◆ **Problem to work on**
What lines of the data include the string "دولت"? Copy them all.

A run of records
* Start *
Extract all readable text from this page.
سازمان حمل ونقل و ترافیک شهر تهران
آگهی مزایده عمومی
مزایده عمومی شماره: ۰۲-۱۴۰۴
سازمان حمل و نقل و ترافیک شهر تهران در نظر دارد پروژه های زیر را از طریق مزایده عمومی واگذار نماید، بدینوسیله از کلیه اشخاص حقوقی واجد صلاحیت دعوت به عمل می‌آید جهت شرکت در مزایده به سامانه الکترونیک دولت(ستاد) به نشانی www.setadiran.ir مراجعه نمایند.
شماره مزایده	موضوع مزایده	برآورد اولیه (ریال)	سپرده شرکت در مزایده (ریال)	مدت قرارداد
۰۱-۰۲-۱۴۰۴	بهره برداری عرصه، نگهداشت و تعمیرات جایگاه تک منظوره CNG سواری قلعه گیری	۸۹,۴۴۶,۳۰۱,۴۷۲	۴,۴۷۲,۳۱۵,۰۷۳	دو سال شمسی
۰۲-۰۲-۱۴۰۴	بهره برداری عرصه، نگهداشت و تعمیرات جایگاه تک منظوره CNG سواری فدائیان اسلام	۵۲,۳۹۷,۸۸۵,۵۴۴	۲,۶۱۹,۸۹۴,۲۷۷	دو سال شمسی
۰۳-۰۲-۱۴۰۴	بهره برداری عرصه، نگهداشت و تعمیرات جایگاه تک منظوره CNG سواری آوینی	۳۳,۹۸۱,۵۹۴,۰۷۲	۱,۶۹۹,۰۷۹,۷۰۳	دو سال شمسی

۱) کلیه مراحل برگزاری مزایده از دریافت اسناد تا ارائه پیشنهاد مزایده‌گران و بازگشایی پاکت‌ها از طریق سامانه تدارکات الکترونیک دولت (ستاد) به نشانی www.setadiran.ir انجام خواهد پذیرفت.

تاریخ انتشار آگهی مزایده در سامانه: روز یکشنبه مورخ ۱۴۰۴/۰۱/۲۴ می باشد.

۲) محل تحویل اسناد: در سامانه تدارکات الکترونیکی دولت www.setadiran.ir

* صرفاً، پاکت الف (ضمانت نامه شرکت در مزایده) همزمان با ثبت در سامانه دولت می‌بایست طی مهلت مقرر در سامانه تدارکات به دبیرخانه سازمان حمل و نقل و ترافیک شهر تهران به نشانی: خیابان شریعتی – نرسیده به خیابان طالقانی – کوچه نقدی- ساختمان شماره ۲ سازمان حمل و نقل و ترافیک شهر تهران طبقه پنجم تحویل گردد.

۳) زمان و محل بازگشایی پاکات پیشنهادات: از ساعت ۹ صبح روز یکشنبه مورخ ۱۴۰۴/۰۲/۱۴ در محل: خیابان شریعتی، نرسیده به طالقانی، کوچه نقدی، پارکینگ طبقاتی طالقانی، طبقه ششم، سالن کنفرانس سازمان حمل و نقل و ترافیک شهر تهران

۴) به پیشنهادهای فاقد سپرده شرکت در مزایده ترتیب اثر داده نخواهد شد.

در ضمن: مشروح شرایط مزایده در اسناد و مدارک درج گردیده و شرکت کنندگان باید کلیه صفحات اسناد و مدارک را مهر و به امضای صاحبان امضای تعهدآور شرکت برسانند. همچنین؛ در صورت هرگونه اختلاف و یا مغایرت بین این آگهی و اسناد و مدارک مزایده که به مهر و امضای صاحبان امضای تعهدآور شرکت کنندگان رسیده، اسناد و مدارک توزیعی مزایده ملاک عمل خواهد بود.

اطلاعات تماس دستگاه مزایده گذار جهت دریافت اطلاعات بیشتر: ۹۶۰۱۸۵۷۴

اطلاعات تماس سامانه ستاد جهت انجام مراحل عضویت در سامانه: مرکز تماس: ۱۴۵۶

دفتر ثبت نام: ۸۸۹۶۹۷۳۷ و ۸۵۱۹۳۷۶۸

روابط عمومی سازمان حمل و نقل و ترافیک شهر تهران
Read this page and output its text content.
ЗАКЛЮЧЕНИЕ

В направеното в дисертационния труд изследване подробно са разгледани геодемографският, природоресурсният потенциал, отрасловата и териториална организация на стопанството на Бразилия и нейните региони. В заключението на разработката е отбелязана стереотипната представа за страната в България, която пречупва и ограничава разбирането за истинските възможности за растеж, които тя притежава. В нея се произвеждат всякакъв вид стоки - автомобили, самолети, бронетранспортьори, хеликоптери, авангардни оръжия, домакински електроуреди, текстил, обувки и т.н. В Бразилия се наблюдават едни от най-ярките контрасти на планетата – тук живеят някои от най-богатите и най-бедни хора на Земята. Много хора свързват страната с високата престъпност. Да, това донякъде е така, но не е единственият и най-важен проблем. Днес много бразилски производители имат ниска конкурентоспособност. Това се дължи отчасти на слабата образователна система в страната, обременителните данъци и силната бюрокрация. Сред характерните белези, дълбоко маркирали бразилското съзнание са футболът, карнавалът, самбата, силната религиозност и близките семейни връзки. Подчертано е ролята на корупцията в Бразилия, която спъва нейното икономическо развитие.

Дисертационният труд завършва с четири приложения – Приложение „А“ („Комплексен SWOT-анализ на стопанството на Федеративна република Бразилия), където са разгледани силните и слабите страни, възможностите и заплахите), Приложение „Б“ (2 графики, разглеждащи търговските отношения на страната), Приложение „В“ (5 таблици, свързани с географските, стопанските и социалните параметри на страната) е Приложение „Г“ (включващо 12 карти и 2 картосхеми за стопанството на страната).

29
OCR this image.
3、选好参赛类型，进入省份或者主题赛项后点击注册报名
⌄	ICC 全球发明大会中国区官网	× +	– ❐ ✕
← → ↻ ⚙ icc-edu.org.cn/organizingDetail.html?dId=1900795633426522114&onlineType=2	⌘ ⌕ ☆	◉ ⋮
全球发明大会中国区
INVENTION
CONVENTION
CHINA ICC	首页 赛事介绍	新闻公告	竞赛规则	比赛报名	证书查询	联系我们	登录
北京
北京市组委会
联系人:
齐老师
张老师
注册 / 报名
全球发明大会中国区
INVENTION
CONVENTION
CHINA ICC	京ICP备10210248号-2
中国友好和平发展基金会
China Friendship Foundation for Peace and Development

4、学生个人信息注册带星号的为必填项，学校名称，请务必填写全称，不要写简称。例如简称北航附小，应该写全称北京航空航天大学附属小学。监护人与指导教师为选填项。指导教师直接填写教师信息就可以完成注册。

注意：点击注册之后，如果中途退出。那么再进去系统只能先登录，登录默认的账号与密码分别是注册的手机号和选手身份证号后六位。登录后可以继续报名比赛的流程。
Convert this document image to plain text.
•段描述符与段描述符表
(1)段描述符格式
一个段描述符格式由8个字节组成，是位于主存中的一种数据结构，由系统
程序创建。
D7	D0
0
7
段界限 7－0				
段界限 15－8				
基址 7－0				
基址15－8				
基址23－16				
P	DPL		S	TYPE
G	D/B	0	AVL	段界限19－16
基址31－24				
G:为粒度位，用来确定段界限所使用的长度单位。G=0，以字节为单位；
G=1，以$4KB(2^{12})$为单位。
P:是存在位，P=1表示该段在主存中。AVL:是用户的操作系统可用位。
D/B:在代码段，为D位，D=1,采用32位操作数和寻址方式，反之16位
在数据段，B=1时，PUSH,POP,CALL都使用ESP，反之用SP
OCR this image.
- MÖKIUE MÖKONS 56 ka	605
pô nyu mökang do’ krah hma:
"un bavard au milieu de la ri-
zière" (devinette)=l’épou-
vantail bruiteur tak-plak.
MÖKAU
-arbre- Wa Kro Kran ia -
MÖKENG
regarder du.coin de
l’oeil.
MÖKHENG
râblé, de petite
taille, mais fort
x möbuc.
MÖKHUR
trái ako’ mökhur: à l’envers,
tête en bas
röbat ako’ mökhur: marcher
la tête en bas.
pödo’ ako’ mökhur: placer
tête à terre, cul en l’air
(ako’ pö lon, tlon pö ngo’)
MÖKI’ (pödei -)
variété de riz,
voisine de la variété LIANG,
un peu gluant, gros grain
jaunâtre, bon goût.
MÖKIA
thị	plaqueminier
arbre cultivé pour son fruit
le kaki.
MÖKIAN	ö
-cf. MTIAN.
* End *
◆ **Worked answer**
سازمان حمل و نقل و ترافیک شهر تهران در نظر دارد پروژه های زیر را از طریق مزایده عمومی واگذار نماید، بدینوسیله از کلیه اشخاص حقوقی واجد صلاحیت دعوت به عمل می‌آید جهت شرکت در مزایده به سامانه الکترونیک دولت(ستاد) به نشانی www.setadiran.ir مراجعه نمایند.
۱) کلیه مراحل برگزاری مزایده از دریافت اسناد تا ارائه پیشنهاد مزایده‌گران و بازگشایی پاکت‌ها از طریق سامانه تدارکات الکترونیک دولت (ستاد) به نشانی www.setadiran.ir انجام خواهد پذیرفت.
۲) محل تحویل اسناد: در سامانه تدارکات الکترونیکی دولت www.setadiran.ir
* صرفاً، پاکت الف (ضمانت نامه شرکت در مزایده) همزمان با ثبت در سامانه دولت می‌بایست طی مهلت مقرر در سامانه تدارکات به دبیرخانه سازمان حمل و نقل و ترافیک شهر تهران به نشانی: خیابان شریعتی – نرسیده به خیابان طالقانی – کوچه نقدی- ساختمان شماره ۲ سازمان حمل و نقل و ترافیک شهر تهران طبقه پنجم تحویل گردد.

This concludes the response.